____ Dataset extract
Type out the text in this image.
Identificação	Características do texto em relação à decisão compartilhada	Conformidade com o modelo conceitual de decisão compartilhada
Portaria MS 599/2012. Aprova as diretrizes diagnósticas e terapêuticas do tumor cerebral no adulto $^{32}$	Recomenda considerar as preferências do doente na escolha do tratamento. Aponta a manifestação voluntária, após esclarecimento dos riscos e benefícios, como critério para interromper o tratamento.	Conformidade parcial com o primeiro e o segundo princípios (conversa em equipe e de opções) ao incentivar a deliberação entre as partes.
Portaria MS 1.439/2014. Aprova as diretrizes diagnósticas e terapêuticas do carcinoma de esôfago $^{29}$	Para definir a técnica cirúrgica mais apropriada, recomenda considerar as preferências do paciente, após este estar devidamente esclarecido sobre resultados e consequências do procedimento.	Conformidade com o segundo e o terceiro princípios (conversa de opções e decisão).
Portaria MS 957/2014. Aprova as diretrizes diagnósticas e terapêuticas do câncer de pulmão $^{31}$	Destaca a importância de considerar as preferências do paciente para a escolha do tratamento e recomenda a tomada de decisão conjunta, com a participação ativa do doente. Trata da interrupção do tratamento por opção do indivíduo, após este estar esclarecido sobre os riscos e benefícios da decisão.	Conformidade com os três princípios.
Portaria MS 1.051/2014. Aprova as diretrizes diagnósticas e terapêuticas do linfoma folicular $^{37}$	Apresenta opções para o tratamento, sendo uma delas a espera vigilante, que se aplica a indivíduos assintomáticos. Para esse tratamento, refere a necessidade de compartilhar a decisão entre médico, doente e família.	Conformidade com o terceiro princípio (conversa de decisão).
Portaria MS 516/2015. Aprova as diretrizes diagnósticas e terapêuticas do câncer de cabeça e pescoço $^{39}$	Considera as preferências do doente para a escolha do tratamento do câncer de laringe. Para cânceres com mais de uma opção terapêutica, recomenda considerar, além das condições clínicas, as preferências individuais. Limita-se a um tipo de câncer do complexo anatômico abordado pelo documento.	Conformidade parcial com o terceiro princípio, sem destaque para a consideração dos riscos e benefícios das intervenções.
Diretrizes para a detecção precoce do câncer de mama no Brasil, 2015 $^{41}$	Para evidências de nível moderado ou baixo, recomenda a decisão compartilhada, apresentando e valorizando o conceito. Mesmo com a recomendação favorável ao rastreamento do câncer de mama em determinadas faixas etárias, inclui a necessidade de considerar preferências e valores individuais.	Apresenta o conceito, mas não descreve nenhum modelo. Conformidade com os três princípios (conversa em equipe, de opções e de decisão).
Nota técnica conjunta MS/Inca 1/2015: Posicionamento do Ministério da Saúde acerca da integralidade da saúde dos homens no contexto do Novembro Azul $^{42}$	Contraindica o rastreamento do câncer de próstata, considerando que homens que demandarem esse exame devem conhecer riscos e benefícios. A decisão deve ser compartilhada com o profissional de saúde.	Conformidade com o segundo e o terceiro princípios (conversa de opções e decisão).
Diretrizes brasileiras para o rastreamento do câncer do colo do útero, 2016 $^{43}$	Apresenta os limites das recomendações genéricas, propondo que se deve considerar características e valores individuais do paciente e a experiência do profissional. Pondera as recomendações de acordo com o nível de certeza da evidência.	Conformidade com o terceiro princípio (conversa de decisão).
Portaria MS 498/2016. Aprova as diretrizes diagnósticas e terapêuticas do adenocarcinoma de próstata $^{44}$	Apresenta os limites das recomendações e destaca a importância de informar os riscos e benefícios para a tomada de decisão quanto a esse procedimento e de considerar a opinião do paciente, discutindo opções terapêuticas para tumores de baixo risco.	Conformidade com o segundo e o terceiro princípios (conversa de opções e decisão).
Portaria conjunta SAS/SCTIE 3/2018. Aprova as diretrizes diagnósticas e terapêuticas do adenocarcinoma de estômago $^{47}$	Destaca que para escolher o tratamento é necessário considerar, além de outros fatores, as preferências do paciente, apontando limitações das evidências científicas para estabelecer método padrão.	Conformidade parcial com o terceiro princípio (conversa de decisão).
________
→ Directions: Which lines of the data include "rastreamento"? Copy each of them.

→ Task output:
Diretrizes para a detecção precoce do câncer de mama no Brasil, 2015 $^{41}$	Para evidências de nível moderado ou baixo, recomenda a decisão compartilhada, apresentando e valorizando o conceito. Mesmo com a recomendação favorável ao rastreamento do câncer de mama em determinadas faixas etárias, inclui a necessidade de considerar preferências e valores individuais.	Apresenta o conceito, mas não descreve nenhum modelo. Conformidade com os três princípios (conversa em equipe, de opções e de decisão).
Nota técnica conjunta MS/Inca 1/2015: Posicionamento do Ministério da Saúde acerca da integralidade da saúde dos homens no contexto do Novembro Azul $^{42}$	Contraindica o rastreamento do câncer de próstata, considerando que homens que demandarem esse exame devem conhecer riscos e benefícios. A decisão deve ser compartilhada com o profissional de saúde.	Conformidade com o segundo e o terceiro princípios (conversa de opções e decisão).
Diretrizes brasileiras para o rastreamento do câncer do colo do útero, 2016 $^{43}$	Apresenta os limites das recomendações genéricas, propondo que se deve considerar características e valores individuais do paciente e a experiência do profissional. Pondera as recomendações de acordo com o nível de certeza da evidência.	Conformidade com o terceiro princípio (conversa de decisão).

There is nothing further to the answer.